[Exercise requirements]:
Each line of the material must be repeated precisely, with the pictures left out.

[Records for processing]:
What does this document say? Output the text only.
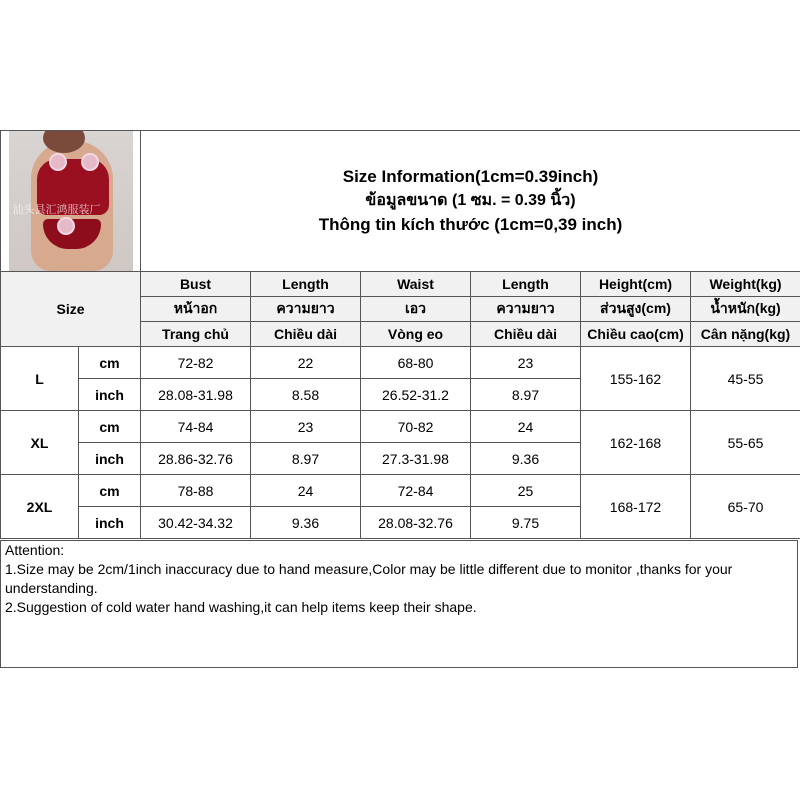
汕头县汇鸿服装厂		Size Information(1cm=0.39inch)
ข้อมูลขนาด (1 ซม. = 0.39 นิ้ว)
Thông tin kích thước (1cm=0,39 inch)					

Size		Bust	Length	Waist	Length	Height(cm)	Weight(kg)
		หน้าอก	ความยาว	เอว	ความยาว	ส่วนสูง(cm)	น้ำหนัก(kg)
		Trang chủ	Chiều dài	Vòng eo	Chiều dài	Chiều cao(cm)	Cân nặng(kg)
L	cm	72-82	22	68-80	23	155-162	45-55
	inch	28.08-31.98	8.58	26.52-31.2	8.97		
XL	cm	74-84	23	70-82	24	162-168	55-65
	inch	28.86-32.76	8.97	27.3-31.98	9.36		
2XL	cm	78-88	24	72-84	25	168-172	65-70
	inch	30.42-34.32	9.36	28.08-32.76	9.75		
Attention:
1.Size may be 2cm/1inch inaccuracy due to hand measure,Color may be little different due to monitor ,thanks for your understanding.
2.Suggestion of cold water hand washing,it can help items keep their shape.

[Task answer]:
What does this document say? Output the text only.
汕头县汇鸿服装厂		Size Information(1cm=0.39inch)
ข้อมูลขนาด (1 ซม. = 0.39 นิ้ว)
Thông tin kích thước (1cm=0,39 inch)					

Size		Bust	Length	Waist	Length	Height(cm)	Weight(kg)
		หน้าอก	ความยาว	เอว	ความยาว	ส่วนสูง(cm)	น้ำหนัก(kg)
		Trang chủ	Chiều dài	Vòng eo	Chiều dài	Chiều cao(cm)	Cân nặng(kg)
L	cm	72-82	22	68-80	23	155-162	45-55
	inch	28.08-31.98	8.58	26.52-31.2	8.97		
XL	cm	74-84	23	70-82	24	162-168	55-65
	inch	28.86-32.76	8.97	27.3-31.98	9.36		
2XL	cm	78-88	24	72-84	25	168-172	65-70
	inch	30.42-34.32	9.36	28.08-32.76	9.75		
Attention:
1.Size may be 2cm/1inch inaccuracy due to hand measure,Color may be little different due to monitor ,thanks for your understanding.
2.Suggestion of cold water hand washing,it can help items keep their shape.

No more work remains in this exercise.